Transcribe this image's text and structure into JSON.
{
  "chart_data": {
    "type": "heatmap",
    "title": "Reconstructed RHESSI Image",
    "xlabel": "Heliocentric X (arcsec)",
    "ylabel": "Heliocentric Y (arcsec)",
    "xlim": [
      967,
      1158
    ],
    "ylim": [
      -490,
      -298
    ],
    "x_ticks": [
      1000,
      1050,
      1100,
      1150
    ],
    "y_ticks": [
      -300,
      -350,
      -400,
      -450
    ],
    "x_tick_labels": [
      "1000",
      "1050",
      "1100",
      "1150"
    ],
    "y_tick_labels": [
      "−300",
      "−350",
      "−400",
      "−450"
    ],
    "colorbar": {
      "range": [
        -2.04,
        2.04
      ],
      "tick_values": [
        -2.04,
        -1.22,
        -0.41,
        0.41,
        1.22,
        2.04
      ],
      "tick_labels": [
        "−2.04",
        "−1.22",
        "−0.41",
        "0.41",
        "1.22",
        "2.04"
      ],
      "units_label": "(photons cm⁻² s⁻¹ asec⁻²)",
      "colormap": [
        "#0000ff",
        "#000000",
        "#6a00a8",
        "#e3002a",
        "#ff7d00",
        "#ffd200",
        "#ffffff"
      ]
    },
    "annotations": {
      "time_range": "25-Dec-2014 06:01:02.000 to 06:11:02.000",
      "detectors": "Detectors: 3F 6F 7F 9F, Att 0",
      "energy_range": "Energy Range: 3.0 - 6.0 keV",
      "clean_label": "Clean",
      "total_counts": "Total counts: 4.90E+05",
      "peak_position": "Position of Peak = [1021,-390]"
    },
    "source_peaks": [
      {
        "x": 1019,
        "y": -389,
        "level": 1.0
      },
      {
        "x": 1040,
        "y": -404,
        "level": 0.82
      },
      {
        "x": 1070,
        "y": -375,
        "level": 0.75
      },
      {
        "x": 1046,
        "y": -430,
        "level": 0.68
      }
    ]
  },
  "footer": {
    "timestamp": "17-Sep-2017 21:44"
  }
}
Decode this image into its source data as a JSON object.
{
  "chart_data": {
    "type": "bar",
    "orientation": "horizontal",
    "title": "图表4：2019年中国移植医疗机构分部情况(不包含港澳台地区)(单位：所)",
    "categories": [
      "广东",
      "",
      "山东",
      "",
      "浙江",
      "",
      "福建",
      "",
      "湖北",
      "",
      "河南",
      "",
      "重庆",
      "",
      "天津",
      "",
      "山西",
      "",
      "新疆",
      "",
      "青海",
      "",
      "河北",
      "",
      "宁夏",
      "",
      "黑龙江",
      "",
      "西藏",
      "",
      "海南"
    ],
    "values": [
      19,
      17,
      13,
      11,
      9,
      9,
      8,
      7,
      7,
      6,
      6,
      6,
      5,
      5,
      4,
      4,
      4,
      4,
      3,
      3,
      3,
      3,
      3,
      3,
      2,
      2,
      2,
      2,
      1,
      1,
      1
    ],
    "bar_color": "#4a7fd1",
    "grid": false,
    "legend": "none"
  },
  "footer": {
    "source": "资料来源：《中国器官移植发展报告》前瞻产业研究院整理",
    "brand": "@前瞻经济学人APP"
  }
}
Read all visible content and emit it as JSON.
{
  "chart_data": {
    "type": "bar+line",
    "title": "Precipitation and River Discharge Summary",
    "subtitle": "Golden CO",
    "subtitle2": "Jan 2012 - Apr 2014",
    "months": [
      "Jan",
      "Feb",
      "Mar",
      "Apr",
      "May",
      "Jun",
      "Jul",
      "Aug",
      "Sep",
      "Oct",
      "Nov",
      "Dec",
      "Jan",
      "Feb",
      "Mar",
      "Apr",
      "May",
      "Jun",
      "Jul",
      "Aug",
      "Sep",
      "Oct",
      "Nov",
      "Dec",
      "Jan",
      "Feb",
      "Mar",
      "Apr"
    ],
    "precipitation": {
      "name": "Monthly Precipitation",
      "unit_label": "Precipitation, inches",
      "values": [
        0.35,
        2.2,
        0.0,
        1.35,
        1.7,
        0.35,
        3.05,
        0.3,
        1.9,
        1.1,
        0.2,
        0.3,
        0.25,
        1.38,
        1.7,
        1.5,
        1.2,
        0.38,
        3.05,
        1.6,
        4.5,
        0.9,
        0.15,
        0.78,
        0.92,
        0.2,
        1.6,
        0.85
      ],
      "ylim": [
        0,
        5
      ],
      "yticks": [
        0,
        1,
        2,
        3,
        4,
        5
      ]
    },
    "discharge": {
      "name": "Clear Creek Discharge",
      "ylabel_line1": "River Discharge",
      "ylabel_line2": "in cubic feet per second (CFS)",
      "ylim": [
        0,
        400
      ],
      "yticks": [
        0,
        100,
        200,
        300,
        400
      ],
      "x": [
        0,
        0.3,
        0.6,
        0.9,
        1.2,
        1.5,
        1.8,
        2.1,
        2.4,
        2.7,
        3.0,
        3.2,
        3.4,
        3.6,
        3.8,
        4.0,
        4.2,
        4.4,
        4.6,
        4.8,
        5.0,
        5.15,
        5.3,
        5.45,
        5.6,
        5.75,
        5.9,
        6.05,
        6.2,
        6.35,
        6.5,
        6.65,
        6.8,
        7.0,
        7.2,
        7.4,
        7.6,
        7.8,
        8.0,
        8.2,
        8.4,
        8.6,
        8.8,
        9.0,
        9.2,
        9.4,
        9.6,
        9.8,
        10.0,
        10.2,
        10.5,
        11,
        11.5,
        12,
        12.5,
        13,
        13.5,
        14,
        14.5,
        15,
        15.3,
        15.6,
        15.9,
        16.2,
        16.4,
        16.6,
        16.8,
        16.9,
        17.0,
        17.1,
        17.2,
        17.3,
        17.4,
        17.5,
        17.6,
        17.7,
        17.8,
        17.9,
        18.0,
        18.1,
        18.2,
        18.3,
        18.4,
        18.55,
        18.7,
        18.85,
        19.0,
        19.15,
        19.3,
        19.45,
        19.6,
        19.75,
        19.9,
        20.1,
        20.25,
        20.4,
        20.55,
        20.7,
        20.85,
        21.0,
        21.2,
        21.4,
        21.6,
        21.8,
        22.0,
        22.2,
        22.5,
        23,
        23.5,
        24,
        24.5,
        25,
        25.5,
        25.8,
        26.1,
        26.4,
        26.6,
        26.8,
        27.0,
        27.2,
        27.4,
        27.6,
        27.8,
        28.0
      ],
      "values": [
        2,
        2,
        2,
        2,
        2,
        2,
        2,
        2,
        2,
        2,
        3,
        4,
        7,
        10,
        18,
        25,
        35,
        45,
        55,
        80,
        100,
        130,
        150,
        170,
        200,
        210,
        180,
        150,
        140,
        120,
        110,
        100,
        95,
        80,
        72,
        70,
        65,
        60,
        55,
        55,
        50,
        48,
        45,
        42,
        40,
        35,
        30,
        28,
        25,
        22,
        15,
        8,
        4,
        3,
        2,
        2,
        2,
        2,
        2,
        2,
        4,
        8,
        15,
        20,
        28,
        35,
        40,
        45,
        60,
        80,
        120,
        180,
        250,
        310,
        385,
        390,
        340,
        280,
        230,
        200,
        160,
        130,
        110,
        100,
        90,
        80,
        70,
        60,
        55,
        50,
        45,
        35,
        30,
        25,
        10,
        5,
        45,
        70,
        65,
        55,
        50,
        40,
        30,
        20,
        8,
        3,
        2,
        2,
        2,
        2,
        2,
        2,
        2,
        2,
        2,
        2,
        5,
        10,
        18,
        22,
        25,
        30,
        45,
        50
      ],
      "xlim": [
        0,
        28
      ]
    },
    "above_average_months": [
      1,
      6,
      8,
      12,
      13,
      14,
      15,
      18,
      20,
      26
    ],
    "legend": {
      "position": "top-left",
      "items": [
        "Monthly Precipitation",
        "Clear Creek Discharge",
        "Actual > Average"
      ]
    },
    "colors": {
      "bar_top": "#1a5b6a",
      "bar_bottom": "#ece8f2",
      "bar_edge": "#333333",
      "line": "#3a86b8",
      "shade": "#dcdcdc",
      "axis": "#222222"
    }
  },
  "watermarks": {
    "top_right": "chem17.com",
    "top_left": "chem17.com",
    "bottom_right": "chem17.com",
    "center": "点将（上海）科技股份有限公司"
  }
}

##############################

**WHAT YOU ARE ASKED TO DO**
From the records above, pull out each line that has "Clear".

**TASK OUTPUT**
      "name": "Clear Creek Discharge",
        "Clear Creek Discharge",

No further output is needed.